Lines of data
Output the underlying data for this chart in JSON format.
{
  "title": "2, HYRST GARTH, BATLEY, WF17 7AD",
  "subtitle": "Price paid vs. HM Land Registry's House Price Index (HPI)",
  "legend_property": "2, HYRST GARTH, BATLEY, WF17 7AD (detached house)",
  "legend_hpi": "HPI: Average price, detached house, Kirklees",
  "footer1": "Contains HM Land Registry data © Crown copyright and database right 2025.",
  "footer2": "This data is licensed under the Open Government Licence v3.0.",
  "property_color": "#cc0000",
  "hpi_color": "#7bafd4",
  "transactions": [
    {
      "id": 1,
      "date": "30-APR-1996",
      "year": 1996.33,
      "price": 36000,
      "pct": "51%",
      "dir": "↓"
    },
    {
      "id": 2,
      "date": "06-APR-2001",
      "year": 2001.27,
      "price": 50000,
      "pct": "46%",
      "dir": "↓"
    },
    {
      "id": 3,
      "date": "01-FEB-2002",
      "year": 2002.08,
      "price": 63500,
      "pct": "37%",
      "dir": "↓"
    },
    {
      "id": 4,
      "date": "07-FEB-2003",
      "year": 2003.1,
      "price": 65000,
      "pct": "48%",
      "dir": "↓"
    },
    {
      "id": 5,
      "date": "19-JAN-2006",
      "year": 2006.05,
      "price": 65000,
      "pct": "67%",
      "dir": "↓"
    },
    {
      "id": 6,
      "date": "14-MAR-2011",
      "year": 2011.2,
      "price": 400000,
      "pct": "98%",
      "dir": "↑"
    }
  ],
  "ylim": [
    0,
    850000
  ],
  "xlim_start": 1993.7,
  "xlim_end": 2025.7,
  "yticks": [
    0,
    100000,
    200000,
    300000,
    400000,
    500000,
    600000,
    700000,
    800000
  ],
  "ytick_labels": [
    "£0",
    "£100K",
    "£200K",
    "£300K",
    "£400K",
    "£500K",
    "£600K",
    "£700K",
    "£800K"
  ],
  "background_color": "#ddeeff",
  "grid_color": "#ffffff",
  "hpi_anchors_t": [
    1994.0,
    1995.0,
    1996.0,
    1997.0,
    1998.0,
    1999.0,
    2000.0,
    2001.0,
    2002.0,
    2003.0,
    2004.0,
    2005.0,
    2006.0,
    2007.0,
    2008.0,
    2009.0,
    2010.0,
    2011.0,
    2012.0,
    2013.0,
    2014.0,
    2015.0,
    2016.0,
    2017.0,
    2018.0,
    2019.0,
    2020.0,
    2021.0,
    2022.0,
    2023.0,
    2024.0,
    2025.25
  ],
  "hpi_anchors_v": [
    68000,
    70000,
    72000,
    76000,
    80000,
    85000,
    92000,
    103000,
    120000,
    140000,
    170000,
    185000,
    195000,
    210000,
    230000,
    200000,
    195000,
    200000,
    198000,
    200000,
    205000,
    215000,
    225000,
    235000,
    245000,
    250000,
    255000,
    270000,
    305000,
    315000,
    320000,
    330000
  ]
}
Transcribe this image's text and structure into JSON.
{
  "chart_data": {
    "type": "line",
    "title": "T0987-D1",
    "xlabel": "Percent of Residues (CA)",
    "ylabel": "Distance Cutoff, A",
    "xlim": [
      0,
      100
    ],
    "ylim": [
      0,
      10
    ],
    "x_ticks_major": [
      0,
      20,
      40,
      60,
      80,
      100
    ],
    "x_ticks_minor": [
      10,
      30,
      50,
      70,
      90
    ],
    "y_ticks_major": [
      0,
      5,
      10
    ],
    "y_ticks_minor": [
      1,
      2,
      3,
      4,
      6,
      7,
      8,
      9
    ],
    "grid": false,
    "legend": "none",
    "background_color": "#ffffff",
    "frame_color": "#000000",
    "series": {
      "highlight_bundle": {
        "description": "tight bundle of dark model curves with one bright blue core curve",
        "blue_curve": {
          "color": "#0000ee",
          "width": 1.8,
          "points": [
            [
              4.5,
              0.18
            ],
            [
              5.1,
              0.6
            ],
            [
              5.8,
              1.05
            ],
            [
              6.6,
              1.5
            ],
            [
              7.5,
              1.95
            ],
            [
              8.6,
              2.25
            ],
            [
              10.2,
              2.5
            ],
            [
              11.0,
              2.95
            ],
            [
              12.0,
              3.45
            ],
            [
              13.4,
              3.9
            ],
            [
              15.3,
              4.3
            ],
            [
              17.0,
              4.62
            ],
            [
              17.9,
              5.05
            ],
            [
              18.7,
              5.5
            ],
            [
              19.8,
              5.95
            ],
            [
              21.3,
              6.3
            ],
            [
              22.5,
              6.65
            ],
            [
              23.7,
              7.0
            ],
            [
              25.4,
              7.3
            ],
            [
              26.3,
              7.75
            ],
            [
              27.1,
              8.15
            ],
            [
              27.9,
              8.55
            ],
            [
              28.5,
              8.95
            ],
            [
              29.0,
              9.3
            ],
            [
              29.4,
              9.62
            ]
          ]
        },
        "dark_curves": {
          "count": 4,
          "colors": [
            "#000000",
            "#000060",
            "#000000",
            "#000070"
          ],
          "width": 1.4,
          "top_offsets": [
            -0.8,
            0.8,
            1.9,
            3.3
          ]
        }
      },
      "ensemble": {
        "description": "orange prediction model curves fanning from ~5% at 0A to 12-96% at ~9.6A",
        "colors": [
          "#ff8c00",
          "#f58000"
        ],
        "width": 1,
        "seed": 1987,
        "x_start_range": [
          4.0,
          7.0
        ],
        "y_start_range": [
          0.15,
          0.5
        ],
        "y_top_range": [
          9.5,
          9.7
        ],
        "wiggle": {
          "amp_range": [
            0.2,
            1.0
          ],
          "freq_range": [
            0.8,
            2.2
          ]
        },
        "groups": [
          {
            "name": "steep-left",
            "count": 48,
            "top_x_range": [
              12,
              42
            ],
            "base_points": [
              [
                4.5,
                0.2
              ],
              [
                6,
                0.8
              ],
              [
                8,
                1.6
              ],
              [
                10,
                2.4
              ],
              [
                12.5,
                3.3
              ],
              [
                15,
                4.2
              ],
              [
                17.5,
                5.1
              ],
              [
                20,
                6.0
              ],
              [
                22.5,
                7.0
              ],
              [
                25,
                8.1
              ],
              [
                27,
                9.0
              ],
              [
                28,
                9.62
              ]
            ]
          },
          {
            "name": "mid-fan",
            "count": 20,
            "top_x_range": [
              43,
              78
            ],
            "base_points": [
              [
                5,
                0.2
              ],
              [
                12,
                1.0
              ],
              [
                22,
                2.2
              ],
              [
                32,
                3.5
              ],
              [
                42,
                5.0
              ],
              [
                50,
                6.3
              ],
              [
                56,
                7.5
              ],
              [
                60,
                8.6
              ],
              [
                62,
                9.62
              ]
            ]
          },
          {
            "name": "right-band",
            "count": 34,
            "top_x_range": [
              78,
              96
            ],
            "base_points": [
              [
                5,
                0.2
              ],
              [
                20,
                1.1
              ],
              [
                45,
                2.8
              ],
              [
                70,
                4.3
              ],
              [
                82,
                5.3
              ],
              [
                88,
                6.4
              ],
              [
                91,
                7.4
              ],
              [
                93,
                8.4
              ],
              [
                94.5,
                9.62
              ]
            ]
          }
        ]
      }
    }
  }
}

**What is expected**. Transcribe the data. Leave every line exactly as it is.

**Task result**.
Output the underlying data for this chart in JSON format.
{
  "title": "2, HYRST GARTH, BATLEY, WF17 7AD",
  "subtitle": "Price paid vs. HM Land Registry's House Price Index (HPI)",
  "legend_property": "2, HYRST GARTH, BATLEY, WF17 7AD (detached house)",
  "legend_hpi": "HPI: Average price, detached house, Kirklees",
  "footer1": "Contains HM Land Registry data © Crown copyright and database right 2025.",
  "footer2": "This data is licensed under the Open Government Licence v3.0.",
  "property_color": "#cc0000",
  "hpi_color": "#7bafd4",
  "transactions": [
    {
      "id": 1,
      "date": "30-APR-1996",
      "year": 1996.33,
      "price": 36000,
      "pct": "51%",
      "dir": "↓"
    },
    {
      "id": 2,
      "date": "06-APR-2001",
      "year": 2001.27,
      "price": 50000,
      "pct": "46%",
      "dir": "↓"
    },
    {
      "id": 3,
      "date": "01-FEB-2002",
      "year": 2002.08,
      "price": 63500,
      "pct": "37%",
      "dir": "↓"
    },
    {
      "id": 4,
      "date": "07-FEB-2003",
      "year": 2003.1,
      "price": 65000,
      "pct": "48%",
      "dir": "↓"
    },
    {
      "id": 5,
      "date": "19-JAN-2006",
      "year": 2006.05,
      "price": 65000,
      "pct": "67%",
      "dir": "↓"
    },
    {
      "id": 6,
      "date": "14-MAR-2011",
      "year": 2011.2,
      "price": 400000,
      "pct": "98%",
      "dir": "↑"
    }
  ],
  "ylim": [
    0,
    850000
  ],
  "xlim_start": 1993.7,
  "xlim_end": 2025.7,
  "yticks": [
    0,
    100000,
    200000,
    300000,
    400000,
    500000,
    600000,
    700000,
    800000
  ],
  "ytick_labels": [
    "£0",
    "£100K",
    "£200K",
    "£300K",
    "£400K",
    "£500K",
    "£600K",
    "£700K",
    "£800K"
  ],
  "background_color": "#ddeeff",
  "grid_color": "#ffffff",
  "hpi_anchors_t": [
    1994.0,
    1995.0,
    1996.0,
    1997.0,
    1998.0,
    1999.0,
    2000.0,
    2001.0,
    2002.0,
    2003.0,
    2004.0,
    2005.0,
    2006.0,
    2007.0,
    2008.0,
    2009.0,
    2010.0,
    2011.0,
    2012.0,
    2013.0,
    2014.0,
    2015.0,
    2016.0,
    2017.0,
    2018.0,
    2019.0,
    2020.0,
    2021.0,
    2022.0,
    2023.0,
    2024.0,
    2025.25
  ],
  "hpi_anchors_v": [
    68000,
    70000,
    72000,
    76000,
    80000,
    85000,
    92000,
    103000,
    120000,
    140000,
    170000,
    185000,
    195000,
    210000,
    230000,
    200000,
    195000,
    200000,
    198000,
    200000,
    205000,
    215000,
    225000,
    235000,
    245000,
    250000,
    255000,
    270000,
    305000,
    315000,
    320000,
    330000
  ]
}
Transcribe this image's text and structure into JSON.
{
  "chart_data": {
    "type": "line",
    "title": "T0987-D1",
    "xlabel": "Percent of Residues (CA)",
    "ylabel": "Distance Cutoff, A",
    "xlim": [
      0,
      100
    ],
    "ylim": [
      0,
      10
    ],
    "x_ticks_major": [
      0,
      20,
      40,
      60,
      80,
      100
    ],
    "x_ticks_minor": [
      10,
      30,
      50,
      70,
      90
    ],
    "y_ticks_major": [
      0,
      5,
      10
    ],
    "y_ticks_minor": [
      1,
      2,
      3,
      4,
      6,
      7,
      8,
      9
    ],
    "grid": false,
    "legend": "none",
    "background_color": "#ffffff",
    "frame_color": "#000000",
    "series": {
      "highlight_bundle": {
        "description": "tight bundle of dark model curves with one bright blue core curve",
        "blue_curve": {
          "color": "#0000ee",
          "width": 1.8,
          "points": [
            [
              4.5,
              0.18
            ],
            [
              5.1,
              0.6
            ],
            [
              5.8,
              1.05
            ],
            [
              6.6,
              1.5
            ],
            [
              7.5,
              1.95
            ],
            [
              8.6,
              2.25
            ],
            [
              10.2,
              2.5
            ],
            [
              11.0,
              2.95
            ],
            [
              12.0,
              3.45
            ],
            [
              13.4,
              3.9
            ],
            [
              15.3,
              4.3
            ],
            [
              17.0,
              4.62
            ],
            [
              17.9,
              5.05
            ],
            [
              18.7,
              5.5
            ],
            [
              19.8,
              5.95
            ],
            [
              21.3,
              6.3
            ],
            [
              22.5,
              6.65
            ],
            [
              23.7,
              7.0
            ],
            [
              25.4,
              7.3
            ],
            [
              26.3,
              7.75
            ],
            [
              27.1,
              8.15
            ],
            [
              27.9,
              8.55
            ],
            [
              28.5,
              8.95
            ],
            [
              29.0,
              9.3
            ],
            [
              29.4,
              9.62
            ]
          ]
        },
        "dark_curves": {
          "count": 4,
          "colors": [
            "#000000",
            "#000060",
            "#000000",
            "#000070"
          ],
          "width": 1.4,
          "top_offsets": [
            -0.8,
            0.8,
            1.9,
            3.3
          ]
        }
      },
      "ensemble": {
        "description": "orange prediction model curves fanning from ~5% at 0A to 12-96% at ~9.6A",
        "colors": [
          "#ff8c00",
          "#f58000"
        ],
        "width": 1,
        "seed": 1987,
        "x_start_range": [
          4.0,
          7.0
        ],
        "y_start_range": [
          0.15,
          0.5
        ],
        "y_top_range": [
          9.5,
          9.7
        ],
        "wiggle": {
          "amp_range": [
            0.2,
            1.0
          ],
          "freq_range": [
            0.8,
            2.2
          ]
        },
        "groups": [
          {
            "name": "steep-left",
            "count": 48,
            "top_x_range": [
              12,
              42
            ],
            "base_points": [
              [
                4.5,
                0.2
              ],
              [
                6,
                0.8
              ],
              [
                8,
                1.6
              ],
              [
                10,
                2.4
              ],
              [
                12.5,
                3.3
              ],
              [
                15,
                4.2
              ],
              [
                17.5,
                5.1
              ],
              [
                20,
                6.0
              ],
              [
                22.5,
                7.0
              ],
              [
                25,
                8.1
              ],
              [
                27,
                9.0
              ],
              [
                28,
                9.62
              ]
            ]
          },
          {
            "name": "mid-fan",
            "count": 20,
            "top_x_range": [
              43,
              78
            ],
            "base_points": [
              [
                5,
                0.2
              ],
              [
                12,
                1.0
              ],
              [
                22,
                2.2
              ],
              [
                32,
                3.5
              ],
              [
                42,
                5.0
              ],
              [
                50,
                6.3
              ],
              [
                56,
                7.5
              ],
              [
                60,
                8.6
              ],
              [
                62,
                9.62
              ]
            ]
          },
          {
            "name": "right-band",
            "count": 34,
            "top_x_range": [
              78,
              96
            ],
            "base_points": [
              [
                5,
                0.2
              ],
              [
                20,
                1.1
              ],
              [
                45,
                2.8
              ],
              [
                70,
                4.3
              ],
              [
                82,
                5.3
              ],
              [
                88,
                6.4
              ],
              [
                91,
                7.4
              ],
              [
                93,
                8.4
              ],
              [
                94.5,
                9.62
              ]
            ]
          }
        ]
      }
    }
  }
}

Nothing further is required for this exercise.